* [Exercise task]: Provide nothing but the number of lines containing the string "JSON".

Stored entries
☆ ☆ ☆ ☆ ☆

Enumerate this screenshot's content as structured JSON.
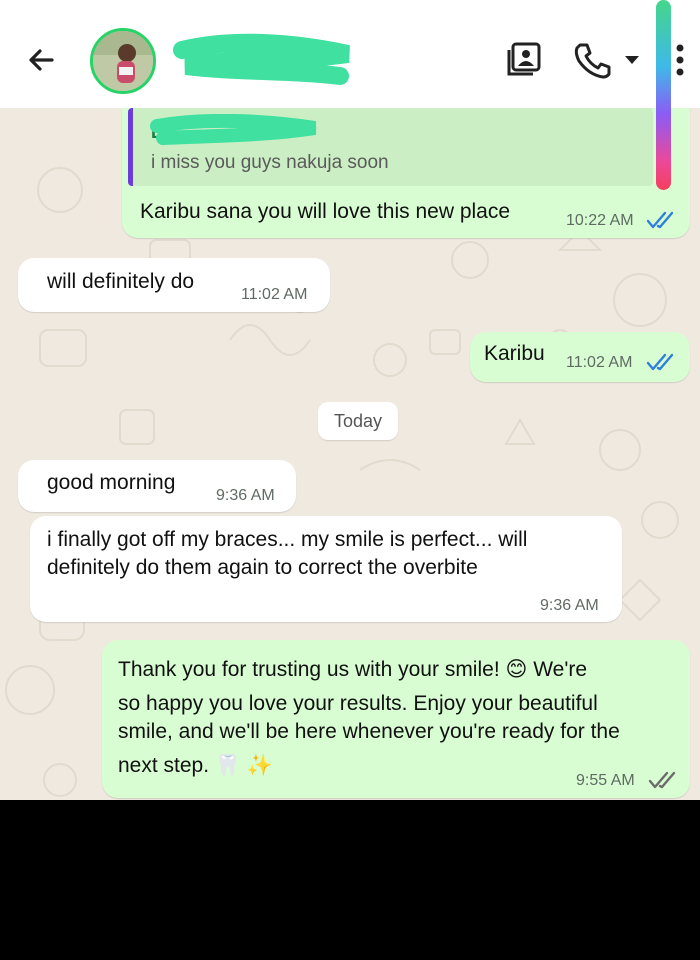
{
  "header": {
    "contact_name": "",
    "icons": [
      "back-arrow-icon",
      "avatar",
      "contact-card-icon",
      "phone-icon",
      "dropdown-icon",
      "more-options-icon"
    ]
  },
  "quoted": {
    "name": "Ly...",
    "text": "i miss you guys nakuja soon"
  },
  "messages": [
    {
      "dir": "out",
      "text": "Karibu sana you will love this new place",
      "time": "10:22 AM",
      "read": true
    },
    {
      "dir": "in",
      "text": "will definitely do",
      "time": "11:02 AM"
    },
    {
      "dir": "out",
      "text": "Karibu",
      "time": "11:02 AM",
      "read": true
    },
    {
      "dir": "in",
      "text": "good morning",
      "time": "9:36 AM"
    },
    {
      "dir": "in",
      "lines": [
        "i finally got off my braces... my smile is perfect... will",
        "definitely do them again to correct the overbite"
      ],
      "time": "9:36 AM"
    },
    {
      "dir": "out",
      "lines": [
        "Thank you for trusting us with your smile! 😊 We're",
        "so happy you love your results. Enjoy your beautiful",
        "smile, and we'll be here whenever you're ready for the",
        "next step. 🦷 ✨"
      ],
      "time": "9:55 AM",
      "read": true
    }
  ],
  "day_divider": "Today",
  "colors": {
    "outgoing": "#d8fdd2",
    "incoming": "#ffffff",
    "read_ticks": "#2f7fdc",
    "unread_ticks": "#6b6b6b",
    "avatar_ring": "#25d366"
  }
}
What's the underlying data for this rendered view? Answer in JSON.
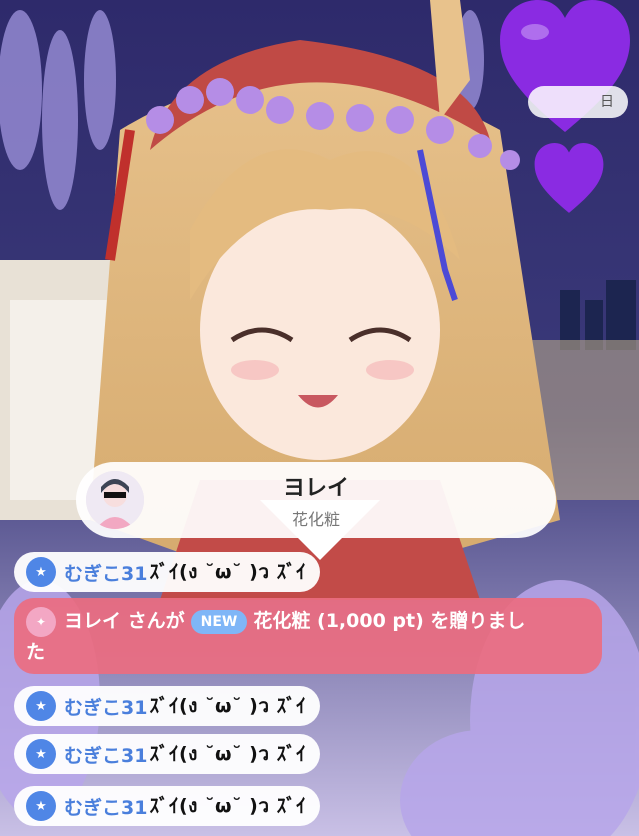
{
  "date_label": "日",
  "gift_popup": {
    "sender_name": "ヨレイ",
    "gift_name": "花化粧",
    "avatar_icon": "user-avatar-icon"
  },
  "gift_banner": {
    "sender": "ヨレイ",
    "middle": "さんが",
    "new_tag": "NEW",
    "tail_line1": "花化粧 (1,000 pt) を贈りまし",
    "tail_line2": "た"
  },
  "comments_before": [
    {
      "user": "むぎこ31",
      "text": "ｽﾞｲ(ง ˘ω˘ )ว ｽﾞｲ"
    }
  ],
  "comments_after": [
    {
      "user": "むぎこ31",
      "text": "ｽﾞｲ(ง ˘ω˘ )ว ｽﾞｲ"
    },
    {
      "user": "むぎこ31",
      "text": "ｽﾞｲ(ง ˘ω˘ )ว ｽﾞｲ"
    },
    {
      "user": "むぎこ31",
      "text": "ｽﾞｲ(ง ˘ω˘ )ว ｽﾞｲ"
    }
  ],
  "colors": {
    "heart": "#8a2be2",
    "banner": "#ec6c80",
    "user_name": "#4a7fdc",
    "badge": "#4f86e6"
  }
}
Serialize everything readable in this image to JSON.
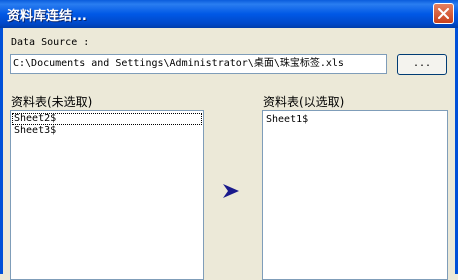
{
  "window": {
    "title": "资料库连结..."
  },
  "source": {
    "label": "Data Source :",
    "path": "C:\\Documents and Settings\\Administrator\\桌面\\珠宝标签.xls",
    "browse_label": "..."
  },
  "available": {
    "label": "资料表(未选取)",
    "items": [
      "Sheet2$",
      "Sheet3$"
    ]
  },
  "selected": {
    "label": "资料表(以选取)",
    "items": [
      "Sheet1$"
    ]
  },
  "colors": {
    "titlebar": "#0058e6",
    "arrow": "#1a1a8c",
    "close": "#c8401c"
  },
  "icons": {
    "close": "close-icon",
    "move": "arrow-right-icon"
  }
}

☆ ☆ ☆ ☆ ☆

* [Answer to this exercise]: 3